EXERCISE PROMPT » Copy the rows from the line with "data-point [524, 155, 536, 168]" to the line with "x-tick-label: 10 [461, 449, 474, 460]" word for word.

LISTING »
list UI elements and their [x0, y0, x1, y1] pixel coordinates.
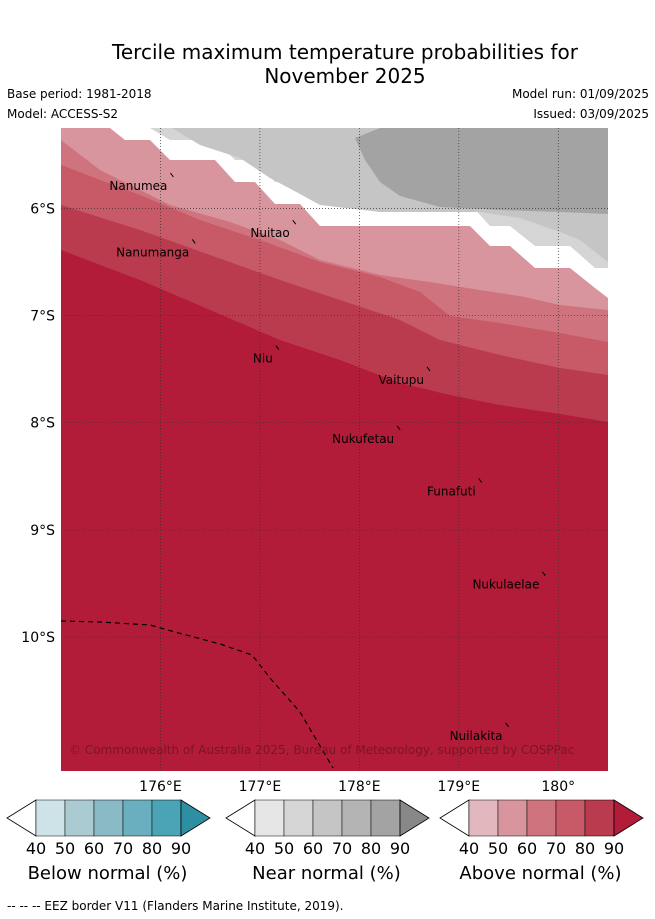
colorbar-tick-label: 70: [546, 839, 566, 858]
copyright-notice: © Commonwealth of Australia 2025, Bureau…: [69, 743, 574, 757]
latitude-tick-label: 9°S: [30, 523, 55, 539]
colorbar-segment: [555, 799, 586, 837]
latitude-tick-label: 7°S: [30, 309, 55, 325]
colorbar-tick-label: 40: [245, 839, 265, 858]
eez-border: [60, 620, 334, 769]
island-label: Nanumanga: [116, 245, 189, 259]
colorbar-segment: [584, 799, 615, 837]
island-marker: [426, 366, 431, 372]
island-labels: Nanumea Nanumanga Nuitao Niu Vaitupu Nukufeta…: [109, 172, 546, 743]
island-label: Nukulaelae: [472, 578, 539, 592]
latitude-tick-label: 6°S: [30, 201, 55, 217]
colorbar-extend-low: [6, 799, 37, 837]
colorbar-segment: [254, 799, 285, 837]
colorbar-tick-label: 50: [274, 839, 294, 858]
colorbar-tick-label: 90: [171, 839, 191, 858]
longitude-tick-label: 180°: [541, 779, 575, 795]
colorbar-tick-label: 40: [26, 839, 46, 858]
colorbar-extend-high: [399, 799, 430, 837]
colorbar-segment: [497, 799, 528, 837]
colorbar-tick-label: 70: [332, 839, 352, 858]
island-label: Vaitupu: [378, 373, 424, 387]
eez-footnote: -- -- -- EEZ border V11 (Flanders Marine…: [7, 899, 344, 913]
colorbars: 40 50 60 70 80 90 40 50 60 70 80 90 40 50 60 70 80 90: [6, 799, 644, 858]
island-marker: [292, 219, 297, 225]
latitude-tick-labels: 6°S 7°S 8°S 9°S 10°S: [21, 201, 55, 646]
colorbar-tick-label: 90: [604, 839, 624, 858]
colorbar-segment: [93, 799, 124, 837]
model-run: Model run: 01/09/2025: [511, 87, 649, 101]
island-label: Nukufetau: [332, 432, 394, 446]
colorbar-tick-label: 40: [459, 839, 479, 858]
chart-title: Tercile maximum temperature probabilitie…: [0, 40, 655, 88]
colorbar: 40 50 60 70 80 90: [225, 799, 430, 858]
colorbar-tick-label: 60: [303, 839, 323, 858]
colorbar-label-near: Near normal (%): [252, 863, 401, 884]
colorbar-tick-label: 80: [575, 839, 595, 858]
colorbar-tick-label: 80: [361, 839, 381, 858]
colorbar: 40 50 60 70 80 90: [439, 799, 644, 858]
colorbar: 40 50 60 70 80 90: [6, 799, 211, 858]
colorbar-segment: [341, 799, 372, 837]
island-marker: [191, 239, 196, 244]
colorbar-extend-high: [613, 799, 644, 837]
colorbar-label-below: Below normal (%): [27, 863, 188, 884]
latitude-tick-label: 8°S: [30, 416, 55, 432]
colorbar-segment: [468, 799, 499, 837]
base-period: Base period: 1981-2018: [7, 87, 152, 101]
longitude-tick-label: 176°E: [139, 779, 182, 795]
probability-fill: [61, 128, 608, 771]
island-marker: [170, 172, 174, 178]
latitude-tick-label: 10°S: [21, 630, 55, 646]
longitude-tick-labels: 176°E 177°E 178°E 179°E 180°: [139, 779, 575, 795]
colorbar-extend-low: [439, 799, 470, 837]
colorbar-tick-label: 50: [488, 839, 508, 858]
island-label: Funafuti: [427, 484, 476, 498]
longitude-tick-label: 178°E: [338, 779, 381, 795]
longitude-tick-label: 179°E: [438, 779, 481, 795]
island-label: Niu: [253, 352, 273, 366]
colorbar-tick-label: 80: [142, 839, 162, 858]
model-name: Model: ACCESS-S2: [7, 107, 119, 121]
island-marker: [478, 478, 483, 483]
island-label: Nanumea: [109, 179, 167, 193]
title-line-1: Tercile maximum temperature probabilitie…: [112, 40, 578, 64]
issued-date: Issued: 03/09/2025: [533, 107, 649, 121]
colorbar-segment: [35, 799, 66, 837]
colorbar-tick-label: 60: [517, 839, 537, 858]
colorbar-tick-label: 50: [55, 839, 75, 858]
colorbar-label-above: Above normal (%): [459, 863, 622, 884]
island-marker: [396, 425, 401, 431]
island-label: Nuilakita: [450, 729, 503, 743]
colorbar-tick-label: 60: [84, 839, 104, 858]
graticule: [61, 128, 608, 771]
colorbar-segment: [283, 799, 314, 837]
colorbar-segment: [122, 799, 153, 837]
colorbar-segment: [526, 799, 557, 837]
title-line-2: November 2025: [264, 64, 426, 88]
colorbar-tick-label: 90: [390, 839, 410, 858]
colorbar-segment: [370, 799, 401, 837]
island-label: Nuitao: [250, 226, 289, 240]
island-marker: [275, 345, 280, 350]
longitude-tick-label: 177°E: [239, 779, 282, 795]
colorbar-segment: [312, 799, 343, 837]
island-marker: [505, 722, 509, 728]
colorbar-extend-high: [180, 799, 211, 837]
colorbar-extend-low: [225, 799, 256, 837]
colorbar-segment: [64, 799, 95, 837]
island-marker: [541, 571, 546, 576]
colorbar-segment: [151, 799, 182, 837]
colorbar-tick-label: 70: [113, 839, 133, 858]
* * *
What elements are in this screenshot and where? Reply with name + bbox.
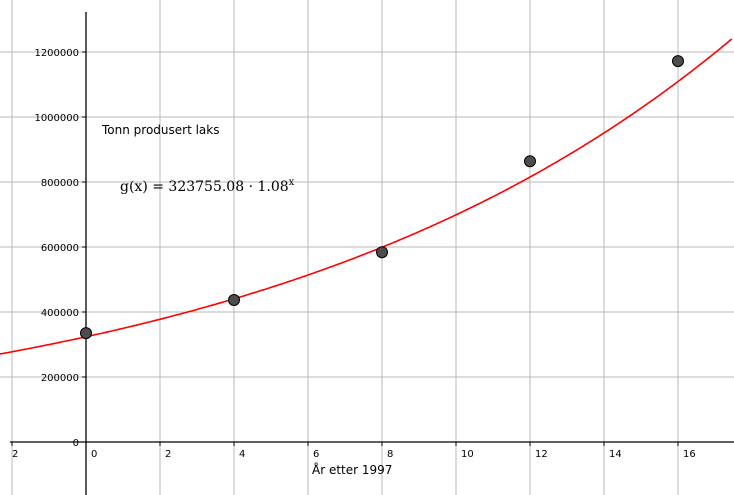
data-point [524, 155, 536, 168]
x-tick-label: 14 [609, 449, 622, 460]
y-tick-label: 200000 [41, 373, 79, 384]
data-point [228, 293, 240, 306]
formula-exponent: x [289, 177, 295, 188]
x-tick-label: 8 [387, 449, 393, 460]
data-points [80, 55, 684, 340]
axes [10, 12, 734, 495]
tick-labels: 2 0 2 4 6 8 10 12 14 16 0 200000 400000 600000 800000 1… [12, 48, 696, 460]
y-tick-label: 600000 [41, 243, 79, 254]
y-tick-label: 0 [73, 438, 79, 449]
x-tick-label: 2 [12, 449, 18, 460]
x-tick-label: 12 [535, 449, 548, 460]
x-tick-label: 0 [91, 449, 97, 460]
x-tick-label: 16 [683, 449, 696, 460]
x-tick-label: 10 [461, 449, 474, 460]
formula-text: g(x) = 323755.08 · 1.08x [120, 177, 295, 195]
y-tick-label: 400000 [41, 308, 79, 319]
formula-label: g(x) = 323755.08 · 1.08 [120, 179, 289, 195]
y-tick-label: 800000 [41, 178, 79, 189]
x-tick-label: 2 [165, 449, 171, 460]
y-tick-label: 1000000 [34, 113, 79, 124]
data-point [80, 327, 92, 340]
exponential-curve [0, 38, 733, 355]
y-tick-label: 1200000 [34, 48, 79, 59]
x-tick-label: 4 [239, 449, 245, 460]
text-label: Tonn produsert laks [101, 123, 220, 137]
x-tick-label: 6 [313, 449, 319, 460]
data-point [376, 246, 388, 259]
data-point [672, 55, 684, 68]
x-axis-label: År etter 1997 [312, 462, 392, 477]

EXERCISE SOLUTION »
data-point [524, 155, 536, 168]
x-tick-label: 14 [609, 449, 622, 460]
y-tick-label: 200000 [41, 373, 79, 384]
data-point [228, 293, 240, 306]
formula-exponent: x [289, 177, 295, 188]
x-tick-label: 8 [387, 449, 393, 460]
data-points [80, 55, 684, 340]
axes [10, 12, 734, 495]
tick-labels: 2 0 2 4 6 8 10 12 14 16 0 200000 400000 600000 800000 1… [12, 48, 696, 460]
y-tick-label: 600000 [41, 243, 79, 254]
y-tick-label: 0 [73, 438, 79, 449]
x-tick-label: 2 [12, 449, 18, 460]
x-tick-label: 12 [535, 449, 548, 460]
x-tick-label: 0 [91, 449, 97, 460]
x-tick-label: 16 [683, 449, 696, 460]
x-tick-label: 10 [461, 449, 474, 460]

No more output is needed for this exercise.